● **WHAT THE TASK ASKS**
Go through the data below and gather each line containing "this".

● **RECORDS FOR THE EXERCISE**
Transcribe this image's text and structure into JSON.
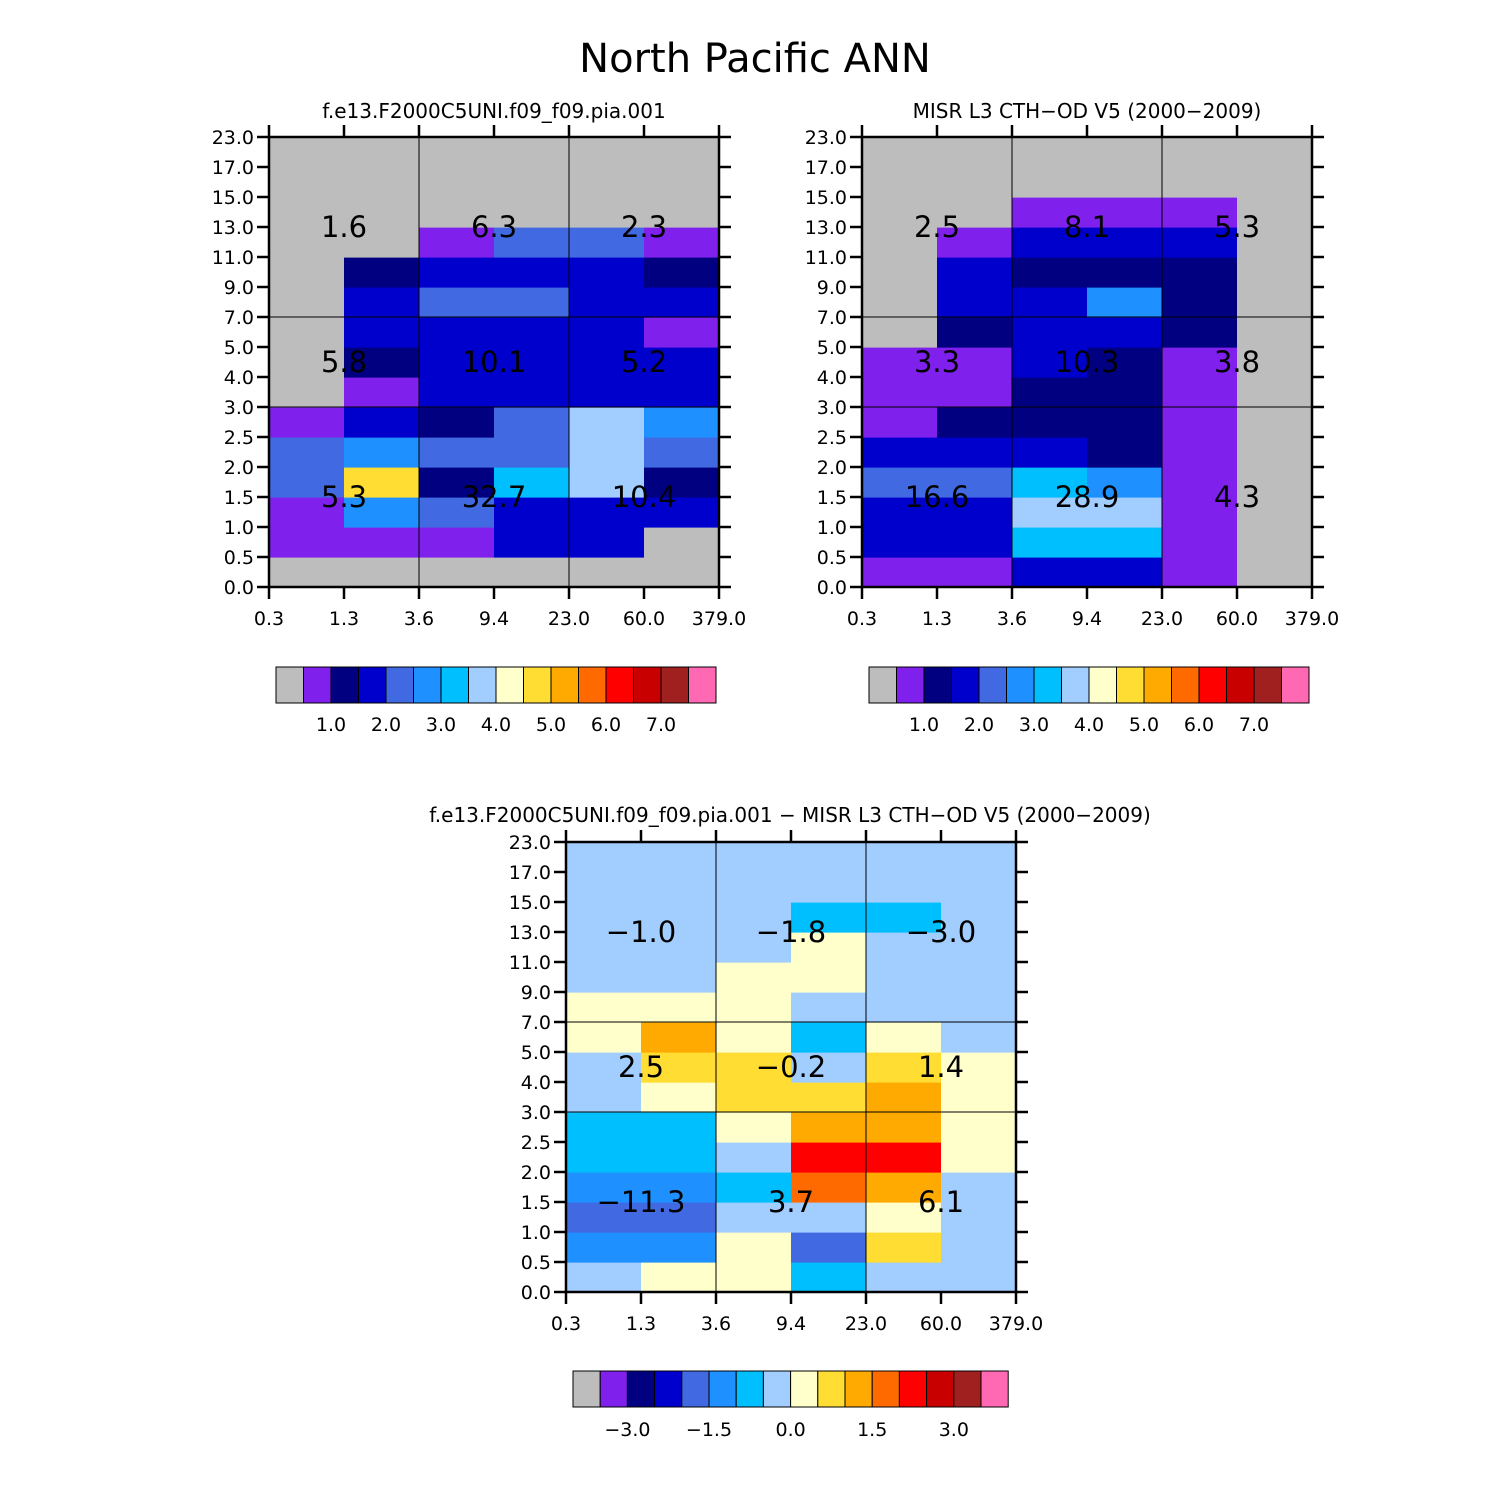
{
  "title": "North Pacific ANN",
  "chart_data": [
    {
      "type": "heatmap",
      "subtitle": "f.e13.F2000C5UNI.f09_f09.pia.001",
      "x_tick_labels": [
        "0.3",
        "1.3",
        "3.6",
        "9.4",
        "23.0",
        "60.0",
        "379.0"
      ],
      "y_tick_labels": [
        "0.0",
        "0.5",
        "1.0",
        "1.5",
        "2.0",
        "2.5",
        "3.0",
        "4.0",
        "5.0",
        "7.0",
        "9.0",
        "11.0",
        "13.0",
        "15.0",
        "17.0",
        "23.0"
      ],
      "cells": [
        [
          0,
          1,
          1,
          4,
          4,
          1,
          0,
          0,
          0,
          0,
          0,
          0,
          0,
          0,
          0
        ],
        [
          0,
          1,
          5,
          9,
          5,
          3,
          1,
          2,
          3,
          3,
          2,
          0,
          0,
          0,
          0
        ],
        [
          0,
          1,
          4,
          2,
          4,
          2,
          3,
          3,
          3,
          4,
          3,
          1,
          0,
          0,
          0
        ],
        [
          0,
          3,
          3,
          6,
          4,
          4,
          3,
          3,
          3,
          4,
          3,
          4,
          0,
          0,
          0
        ],
        [
          0,
          3,
          3,
          7,
          7,
          7,
          3,
          3,
          3,
          3,
          3,
          4,
          0,
          0,
          0
        ],
        [
          0,
          0,
          3,
          2,
          4,
          5,
          3,
          3,
          1,
          3,
          2,
          1,
          0,
          0,
          0
        ],
        [
          0,
          0,
          0,
          0,
          0,
          0,
          0,
          0,
          0,
          0,
          0,
          0,
          0,
          0,
          0
        ]
      ],
      "region_values": [
        [
          "5.3",
          "32.7",
          "10.4"
        ],
        [
          "5.8",
          "10.1",
          "5.2"
        ],
        [
          "1.6",
          "6.3",
          "2.3"
        ]
      ],
      "colorbar": {
        "colors": [
          "#bdbdbd",
          "#7f20ec",
          "#000080",
          "#0000cd",
          "#4169e1",
          "#1e90ff",
          "#00bfff",
          "#a2cdff",
          "#ffffcc",
          "#ffdd33",
          "#ffaa00",
          "#ff6a00",
          "#ff0000",
          "#c80000",
          "#a02020",
          "#ff69b4"
        ],
        "labels": [
          "1.0",
          "2.0",
          "3.0",
          "4.0",
          "5.0",
          "6.0",
          "7.0"
        ],
        "label_start_box": 2
      }
    },
    {
      "type": "heatmap",
      "subtitle": "MISR L3 CTH-OD V5 (2000-2009)",
      "x_tick_labels": [
        "0.3",
        "1.3",
        "3.6",
        "9.4",
        "23.0",
        "60.0",
        "379.0"
      ],
      "y_tick_labels": [
        "0.0",
        "0.5",
        "1.0",
        "1.5",
        "2.0",
        "2.5",
        "3.0",
        "4.0",
        "5.0",
        "7.0",
        "9.0",
        "11.0",
        "13.0",
        "15.0",
        "17.0",
        "23.0"
      ],
      "cells": [
        [
          1,
          3,
          3,
          4,
          3,
          1,
          1,
          1,
          0,
          0,
          0,
          0,
          0,
          0,
          0
        ],
        [
          1,
          3,
          3,
          4,
          3,
          2,
          1,
          1,
          2,
          3,
          3,
          1,
          0,
          0,
          0
        ],
        [
          3,
          6,
          7,
          6,
          3,
          2,
          2,
          3,
          3,
          3,
          2,
          3,
          1,
          0,
          0
        ],
        [
          3,
          6,
          7,
          5,
          2,
          2,
          2,
          2,
          3,
          5,
          2,
          3,
          1,
          0,
          0
        ],
        [
          1,
          1,
          1,
          1,
          1,
          1,
          1,
          1,
          2,
          2,
          2,
          3,
          1,
          0,
          0
        ],
        [
          0,
          0,
          0,
          0,
          0,
          0,
          0,
          0,
          0,
          0,
          0,
          0,
          0,
          0,
          0
        ]
      ],
      "cell_rows_are_columns": true,
      "region_values": [
        [
          "16.6",
          "28.9",
          "4.3"
        ],
        [
          "3.3",
          "10.3",
          "3.8"
        ],
        [
          "2.5",
          "8.1",
          "5.3"
        ]
      ],
      "colorbar": {
        "colors": [
          "#bdbdbd",
          "#7f20ec",
          "#000080",
          "#0000cd",
          "#4169e1",
          "#1e90ff",
          "#00bfff",
          "#a2cdff",
          "#ffffcc",
          "#ffdd33",
          "#ffaa00",
          "#ff6a00",
          "#ff0000",
          "#c80000",
          "#a02020",
          "#ff69b4"
        ],
        "labels": [
          "1.0",
          "2.0",
          "3.0",
          "4.0",
          "5.0",
          "6.0",
          "7.0"
        ],
        "label_start_box": 2
      }
    },
    {
      "type": "heatmap",
      "subtitle": "f.e13.F2000C5UNI.f09_f09.pia.001 - MISR L3 CTH-OD V5 (2000-2009)",
      "x_tick_labels": [
        "0.3",
        "1.3",
        "3.6",
        "9.4",
        "23.0",
        "60.0",
        "379.0"
      ],
      "y_tick_labels": [
        "0.0",
        "0.5",
        "1.0",
        "1.5",
        "2.0",
        "2.5",
        "3.0",
        "4.0",
        "5.0",
        "7.0",
        "9.0",
        "11.0",
        "13.0",
        "15.0",
        "17.0",
        "23.0"
      ],
      "cells": [
        [
          7,
          5,
          4,
          5,
          6,
          6,
          7,
          7,
          8,
          8,
          7,
          7,
          7,
          7,
          7
        ],
        [
          8,
          5,
          4,
          5,
          6,
          6,
          8,
          9,
          10,
          8,
          7,
          7,
          7,
          7,
          7
        ],
        [
          8,
          8,
          7,
          6,
          7,
          8,
          9,
          9,
          8,
          8,
          8,
          7,
          7,
          7,
          7
        ],
        [
          6,
          4,
          7,
          11,
          12,
          10,
          9,
          7,
          6,
          7,
          8,
          8,
          6,
          7,
          7
        ],
        [
          7,
          9,
          8,
          10,
          12,
          10,
          10,
          9,
          8,
          7,
          7,
          7,
          6,
          7,
          7
        ],
        [
          7,
          7,
          7,
          7,
          8,
          8,
          8,
          8,
          7,
          7,
          7,
          7,
          7,
          7,
          7
        ]
      ],
      "cell_rows_are_columns": true,
      "region_values": [
        [
          "-11.3",
          "3.7",
          "6.1"
        ],
        [
          "2.5",
          "-0.2",
          "1.4"
        ],
        [
          "-1.0",
          "-1.8",
          "-3.0"
        ]
      ],
      "colorbar": {
        "colors": [
          "#bdbdbd",
          "#7f20ec",
          "#000080",
          "#0000cd",
          "#4169e1",
          "#1e90ff",
          "#00bfff",
          "#a2cdff",
          "#ffffcc",
          "#ffdd33",
          "#ffaa00",
          "#ff6a00",
          "#ff0000",
          "#c80000",
          "#a02020",
          "#ff69b4"
        ],
        "labels": [
          "-3.0",
          "-1.5",
          "0.0",
          "1.5",
          "3.0"
        ],
        "label_start_box": 2,
        "label_step": 1.5
      }
    }
  ]
}
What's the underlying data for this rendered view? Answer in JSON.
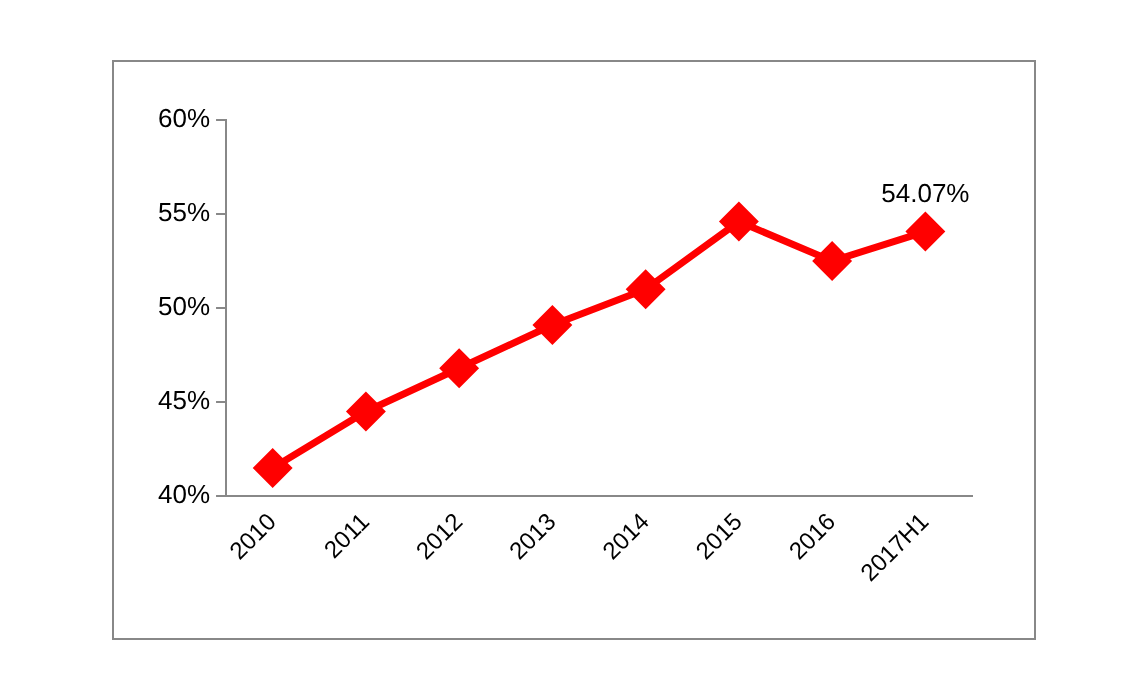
{
  "chart_data": {
    "type": "line",
    "categories": [
      "2010",
      "2011",
      "2012",
      "2013",
      "2014",
      "2015",
      "2016",
      "2017H1"
    ],
    "series": [
      {
        "color": "#ff0000",
        "values": [
          41.5,
          44.5,
          46.8,
          49.1,
          51.0,
          54.6,
          52.5,
          54.07
        ],
        "value_labels": [
          null,
          null,
          null,
          null,
          null,
          null,
          null,
          "54.07%"
        ]
      }
    ],
    "ylim": [
      40,
      60
    ],
    "yticks": [
      {
        "value": 40,
        "label": "40%"
      },
      {
        "value": 45,
        "label": "45%"
      },
      {
        "value": 50,
        "label": "50%"
      },
      {
        "value": 55,
        "label": "55%"
      },
      {
        "value": 60,
        "label": "60%"
      }
    ],
    "grid": false,
    "legend": false,
    "marker": "diamond",
    "line_style": "solid"
  }
}
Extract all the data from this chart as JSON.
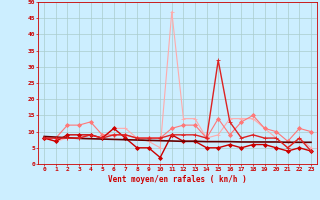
{
  "background_color": "#cceeff",
  "grid_color": "#aacccc",
  "xlabel": "Vent moyen/en rafales ( kn/h )",
  "xlabel_color": "#cc0000",
  "tick_color": "#cc0000",
  "xlim": [
    -0.5,
    23.5
  ],
  "ylim": [
    0,
    50
  ],
  "yticks": [
    0,
    5,
    10,
    15,
    20,
    25,
    30,
    35,
    40,
    45,
    50
  ],
  "xticks": [
    0,
    1,
    2,
    3,
    4,
    5,
    6,
    7,
    8,
    9,
    10,
    11,
    12,
    13,
    14,
    15,
    16,
    17,
    18,
    19,
    20,
    21,
    22,
    23
  ],
  "series": [
    {
      "x": [
        0,
        1,
        2,
        3,
        4,
        5,
        6,
        7,
        8,
        9,
        10,
        11,
        12,
        13,
        14,
        15,
        16,
        17,
        18,
        19,
        20,
        21,
        22,
        23
      ],
      "y": [
        8,
        7,
        8,
        8,
        9,
        8,
        11,
        11,
        8,
        7,
        5,
        47,
        14,
        14,
        8,
        9,
        14,
        14,
        14,
        11,
        8,
        5,
        8,
        5
      ],
      "color": "#ffaaaa",
      "linewidth": 0.8,
      "marker": "+",
      "markersize": 3
    },
    {
      "x": [
        0,
        1,
        2,
        3,
        4,
        5,
        6,
        7,
        8,
        9,
        10,
        11,
        12,
        13,
        14,
        15,
        16,
        17,
        18,
        19,
        20,
        21,
        22,
        23
      ],
      "y": [
        8,
        8,
        12,
        12,
        13,
        9,
        9,
        9,
        8,
        8,
        8,
        11,
        12,
        12,
        8,
        14,
        9,
        13,
        15,
        11,
        10,
        7,
        11,
        10
      ],
      "color": "#ff7777",
      "linewidth": 0.8,
      "marker": "D",
      "markersize": 2
    },
    {
      "x": [
        0,
        1,
        2,
        3,
        4,
        5,
        6,
        7,
        8,
        9,
        10,
        11,
        12,
        13,
        14,
        15,
        16,
        17,
        18,
        19,
        20,
        21,
        22,
        23
      ],
      "y": [
        8,
        7,
        9,
        9,
        9,
        8,
        11,
        8,
        5,
        5,
        2,
        9,
        7,
        7,
        5,
        5,
        6,
        5,
        6,
        6,
        5,
        4,
        5,
        4
      ],
      "color": "#cc0000",
      "linewidth": 1.0,
      "marker": "D",
      "markersize": 2
    },
    {
      "x": [
        0,
        1,
        2,
        3,
        4,
        5,
        6,
        7,
        8,
        9,
        10,
        11,
        12,
        13,
        14,
        15,
        16,
        17,
        18,
        19,
        20,
        21,
        22,
        23
      ],
      "y": [
        8.5,
        8.3,
        8.1,
        7.9,
        7.8,
        7.7,
        7.6,
        7.5,
        7.4,
        7.3,
        7.2,
        7.1,
        7.0,
        7.0,
        6.9,
        6.9,
        6.9,
        6.8,
        6.8,
        6.8,
        6.8,
        6.7,
        6.7,
        6.7
      ],
      "color": "#660000",
      "linewidth": 1.2,
      "marker": null,
      "markersize": 0
    },
    {
      "x": [
        0,
        1,
        2,
        3,
        4,
        5,
        6,
        7,
        8,
        9,
        10,
        11,
        12,
        13,
        14,
        15,
        16,
        17,
        18,
        19,
        20,
        21,
        22,
        23
      ],
      "y": [
        8,
        8,
        8,
        8,
        9,
        8,
        9,
        9,
        8,
        8,
        8,
        9,
        9,
        9,
        8,
        32,
        13,
        8,
        9,
        8,
        8,
        5,
        8,
        4
      ],
      "color": "#dd2222",
      "linewidth": 1.0,
      "marker": "+",
      "markersize": 3
    }
  ]
}
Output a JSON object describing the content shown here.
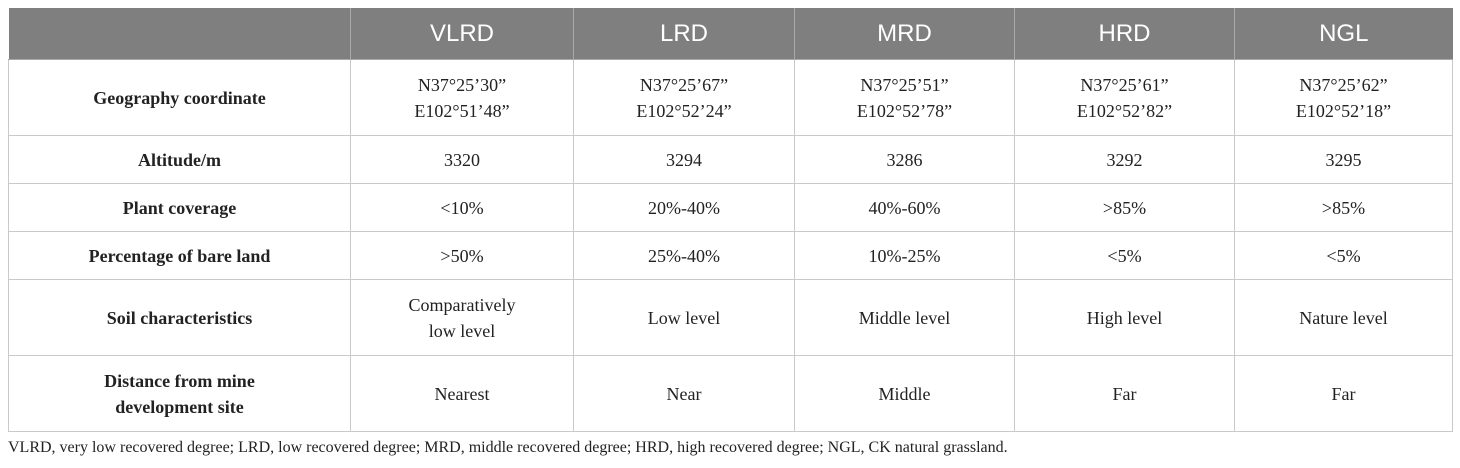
{
  "table": {
    "columns": [
      "",
      "VLRD",
      "LRD",
      "MRD",
      "HRD",
      "NGL"
    ],
    "rows": [
      {
        "label": "Geography coordinate",
        "cells": [
          [
            "N37°25’30”",
            "E102°51’48”"
          ],
          [
            "N37°25’67”",
            "E102°52’24”"
          ],
          [
            "N37°25’51”",
            "E102°52’78”"
          ],
          [
            "N37°25’61”",
            "E102°52’82”"
          ],
          [
            "N37°25’62”",
            "E102°52’18”"
          ]
        ]
      },
      {
        "label": "Altitude/m",
        "cells": [
          [
            "3320"
          ],
          [
            "3294"
          ],
          [
            "3286"
          ],
          [
            "3292"
          ],
          [
            "3295"
          ]
        ]
      },
      {
        "label": "Plant coverage",
        "cells": [
          [
            "<10%"
          ],
          [
            "20%-40%"
          ],
          [
            "40%-60%"
          ],
          [
            ">85%"
          ],
          [
            ">85%"
          ]
        ]
      },
      {
        "label": "Percentage of bare land",
        "cells": [
          [
            ">50%"
          ],
          [
            "25%-40%"
          ],
          [
            "10%-25%"
          ],
          [
            "<5%"
          ],
          [
            "<5%"
          ]
        ]
      },
      {
        "label": "Soil characteristics",
        "cells": [
          [
            "Comparatively",
            "low level"
          ],
          [
            "Low level"
          ],
          [
            "Middle level"
          ],
          [
            "High level"
          ],
          [
            "Nature level"
          ]
        ]
      },
      {
        "label": [
          "Distance from mine",
          "development site"
        ],
        "cells": [
          [
            "Nearest"
          ],
          [
            "Near"
          ],
          [
            "Middle"
          ],
          [
            "Far"
          ],
          [
            "Far"
          ]
        ]
      }
    ]
  },
  "footnote": "VLRD, very low recovered degree; LRD, low recovered degree; MRD, middle recovered degree; HRD, high recovered degree; NGL, CK natural grassland."
}
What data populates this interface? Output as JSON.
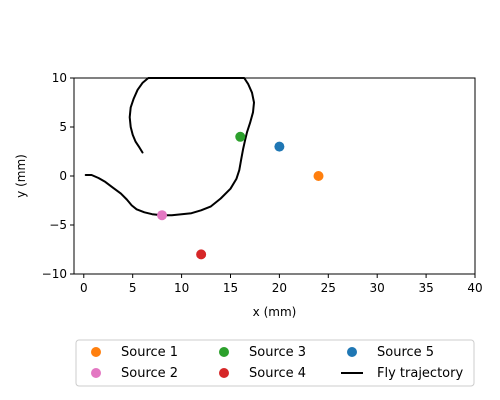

● **WRITTEN SOLUTION**
Transcribe this image's text and structure into JSON.
What's the underlying data for this rendered view? Answer in JSON.
Extract all the data from this chart as JSON.
What data populates this interface? Output as JSON.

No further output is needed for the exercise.